| STATED EXERCISE |
For each line below that includes the word "консолидированные", make a copy.

## BEGIN GIVEN DATA

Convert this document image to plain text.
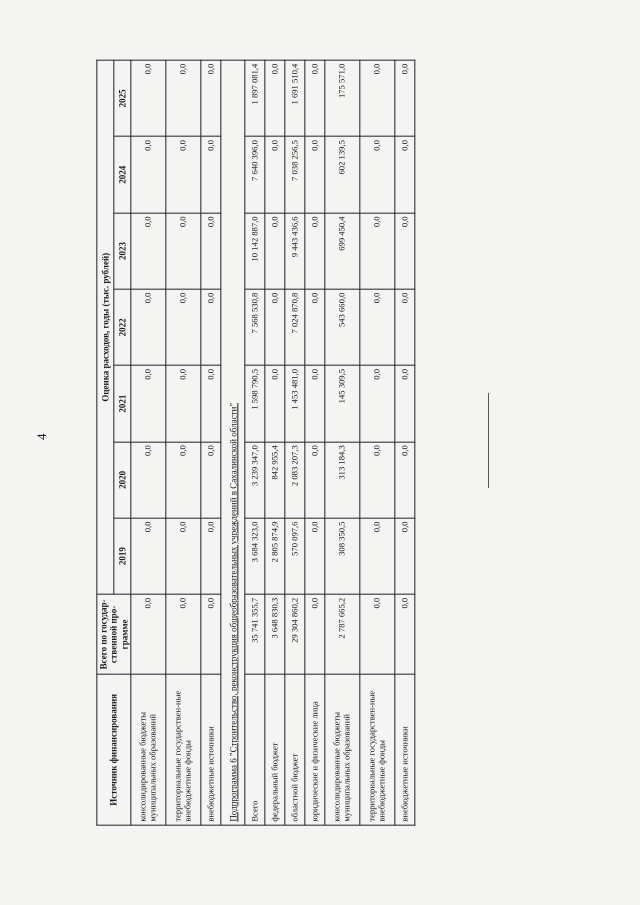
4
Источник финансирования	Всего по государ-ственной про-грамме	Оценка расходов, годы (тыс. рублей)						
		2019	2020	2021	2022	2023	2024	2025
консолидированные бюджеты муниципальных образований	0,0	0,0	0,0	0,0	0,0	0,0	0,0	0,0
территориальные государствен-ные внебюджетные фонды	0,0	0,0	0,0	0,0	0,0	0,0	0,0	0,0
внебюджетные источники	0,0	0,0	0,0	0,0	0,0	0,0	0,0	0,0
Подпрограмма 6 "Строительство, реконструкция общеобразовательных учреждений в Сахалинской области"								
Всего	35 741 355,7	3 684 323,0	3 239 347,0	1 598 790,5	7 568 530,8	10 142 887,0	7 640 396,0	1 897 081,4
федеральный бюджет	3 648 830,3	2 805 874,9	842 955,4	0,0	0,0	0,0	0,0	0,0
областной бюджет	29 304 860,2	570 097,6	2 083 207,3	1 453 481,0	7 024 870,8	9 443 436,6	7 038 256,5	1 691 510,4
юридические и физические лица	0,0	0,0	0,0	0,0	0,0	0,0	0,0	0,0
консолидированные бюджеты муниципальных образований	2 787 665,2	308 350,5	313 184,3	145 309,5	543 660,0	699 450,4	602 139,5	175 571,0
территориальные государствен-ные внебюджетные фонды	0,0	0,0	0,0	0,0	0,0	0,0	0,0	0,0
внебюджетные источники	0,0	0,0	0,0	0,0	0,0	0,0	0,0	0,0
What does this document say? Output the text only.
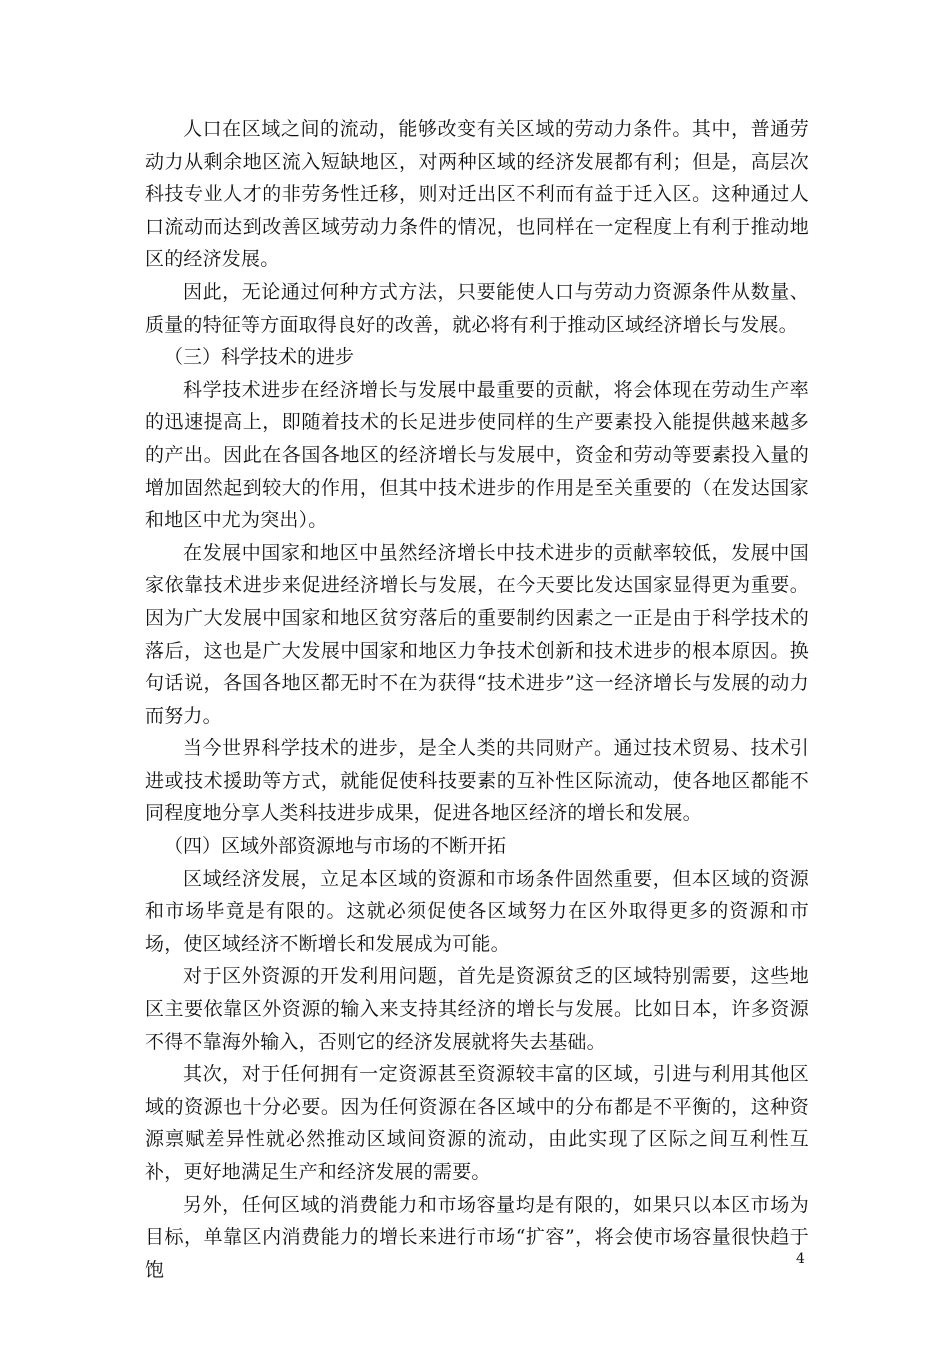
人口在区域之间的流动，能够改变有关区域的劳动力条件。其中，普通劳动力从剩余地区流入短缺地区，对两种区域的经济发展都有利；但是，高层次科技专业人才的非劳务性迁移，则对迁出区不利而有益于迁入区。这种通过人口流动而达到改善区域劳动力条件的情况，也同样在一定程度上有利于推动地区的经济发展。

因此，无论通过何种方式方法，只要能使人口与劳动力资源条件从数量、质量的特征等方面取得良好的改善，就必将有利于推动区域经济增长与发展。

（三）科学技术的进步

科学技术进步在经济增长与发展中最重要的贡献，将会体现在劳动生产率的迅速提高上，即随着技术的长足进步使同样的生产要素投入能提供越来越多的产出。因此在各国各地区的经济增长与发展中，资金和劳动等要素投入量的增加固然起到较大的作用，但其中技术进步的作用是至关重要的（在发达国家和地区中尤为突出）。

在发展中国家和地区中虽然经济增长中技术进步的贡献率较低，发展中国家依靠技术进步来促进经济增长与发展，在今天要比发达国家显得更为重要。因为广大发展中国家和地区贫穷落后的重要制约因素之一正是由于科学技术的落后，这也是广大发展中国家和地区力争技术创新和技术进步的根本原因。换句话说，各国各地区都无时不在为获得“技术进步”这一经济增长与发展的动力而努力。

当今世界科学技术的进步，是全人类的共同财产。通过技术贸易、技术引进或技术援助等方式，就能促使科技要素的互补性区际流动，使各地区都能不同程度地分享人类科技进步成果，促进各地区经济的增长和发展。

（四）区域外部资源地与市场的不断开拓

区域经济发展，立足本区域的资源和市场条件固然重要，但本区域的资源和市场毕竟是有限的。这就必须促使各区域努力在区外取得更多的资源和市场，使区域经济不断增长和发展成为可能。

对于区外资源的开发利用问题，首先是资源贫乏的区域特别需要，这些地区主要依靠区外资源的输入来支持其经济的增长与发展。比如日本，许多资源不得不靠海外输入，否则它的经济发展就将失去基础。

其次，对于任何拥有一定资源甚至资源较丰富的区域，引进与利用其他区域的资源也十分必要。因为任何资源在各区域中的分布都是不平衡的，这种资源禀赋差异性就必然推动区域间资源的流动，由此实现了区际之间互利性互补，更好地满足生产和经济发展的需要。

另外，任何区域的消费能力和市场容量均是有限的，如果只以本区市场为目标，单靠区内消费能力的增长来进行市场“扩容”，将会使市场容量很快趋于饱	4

## END GIVEN DATA
## BEGIN GIVEN DATA

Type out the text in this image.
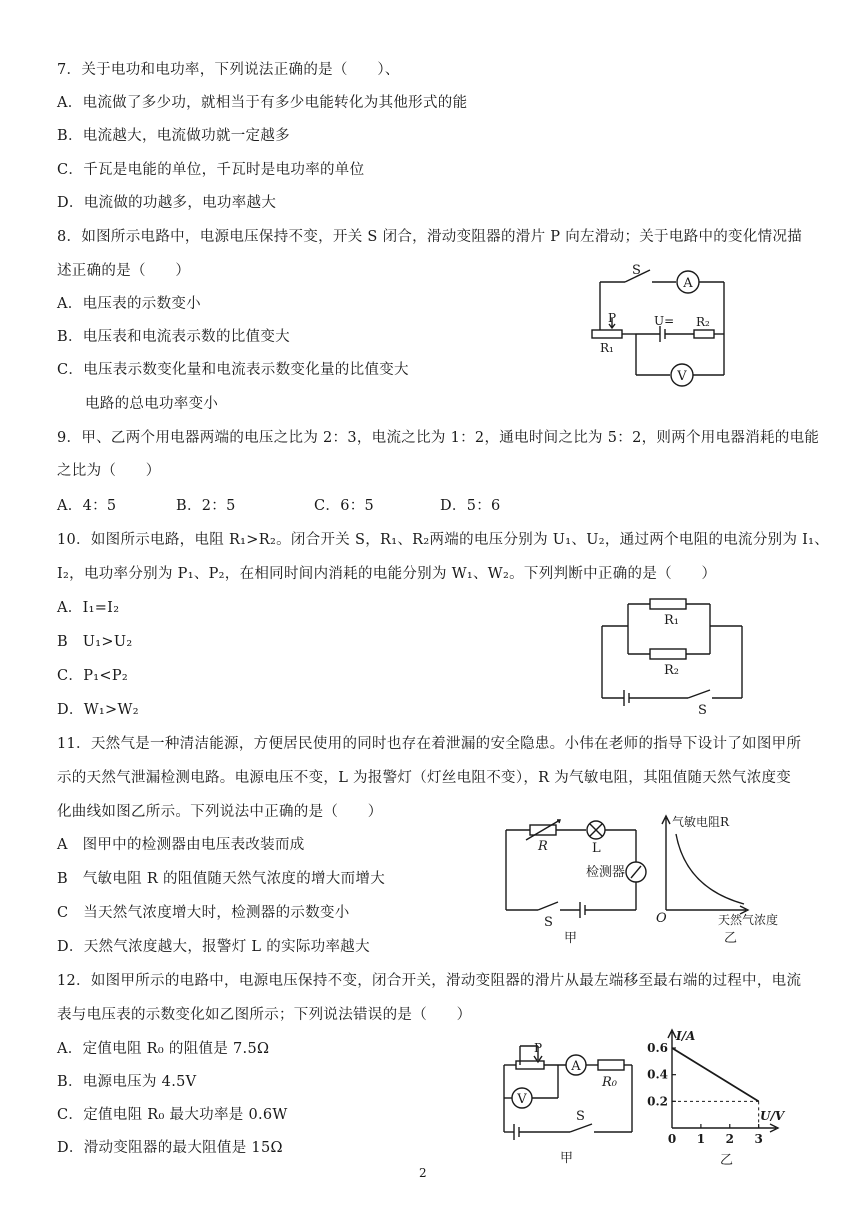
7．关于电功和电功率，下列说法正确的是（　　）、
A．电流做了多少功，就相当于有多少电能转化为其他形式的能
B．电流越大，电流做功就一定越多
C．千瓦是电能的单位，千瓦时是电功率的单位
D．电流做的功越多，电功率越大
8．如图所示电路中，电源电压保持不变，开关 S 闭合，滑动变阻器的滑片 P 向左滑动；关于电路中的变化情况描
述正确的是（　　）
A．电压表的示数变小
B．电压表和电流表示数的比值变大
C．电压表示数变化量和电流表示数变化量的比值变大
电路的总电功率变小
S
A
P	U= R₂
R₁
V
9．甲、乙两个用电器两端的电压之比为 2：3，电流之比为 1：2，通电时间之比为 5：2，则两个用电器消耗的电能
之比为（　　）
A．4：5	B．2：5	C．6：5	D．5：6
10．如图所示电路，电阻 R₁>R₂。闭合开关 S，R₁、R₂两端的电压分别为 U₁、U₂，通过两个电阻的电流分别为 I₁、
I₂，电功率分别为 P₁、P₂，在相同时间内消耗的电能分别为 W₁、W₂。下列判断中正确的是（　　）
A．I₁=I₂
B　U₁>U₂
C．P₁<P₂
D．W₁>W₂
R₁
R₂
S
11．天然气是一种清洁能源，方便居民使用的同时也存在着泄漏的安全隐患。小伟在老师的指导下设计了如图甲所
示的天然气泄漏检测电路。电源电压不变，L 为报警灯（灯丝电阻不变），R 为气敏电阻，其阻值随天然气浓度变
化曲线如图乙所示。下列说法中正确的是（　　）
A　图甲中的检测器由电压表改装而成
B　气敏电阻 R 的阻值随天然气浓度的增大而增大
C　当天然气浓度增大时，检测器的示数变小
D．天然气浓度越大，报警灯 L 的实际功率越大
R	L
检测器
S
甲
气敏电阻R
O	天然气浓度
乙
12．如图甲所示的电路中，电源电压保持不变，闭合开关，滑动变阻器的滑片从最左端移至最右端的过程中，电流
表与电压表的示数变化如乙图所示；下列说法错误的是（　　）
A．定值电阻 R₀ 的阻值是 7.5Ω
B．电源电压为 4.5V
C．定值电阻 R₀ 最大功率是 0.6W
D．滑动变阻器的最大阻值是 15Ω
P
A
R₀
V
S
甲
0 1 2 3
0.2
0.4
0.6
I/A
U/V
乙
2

## END GIVEN DATA

| EXERCISE RESULT |
консолидированные бюджеты муниципальных образований	0,0	0,0	0,0	0,0	0,0	0,0	0,0	0,0
консолидированные бюджеты муниципальных образований	2 787 665,2	308 350,5	313 184,3	145 309,5	543 660,0	699 450,4	602 139,5	175 571,0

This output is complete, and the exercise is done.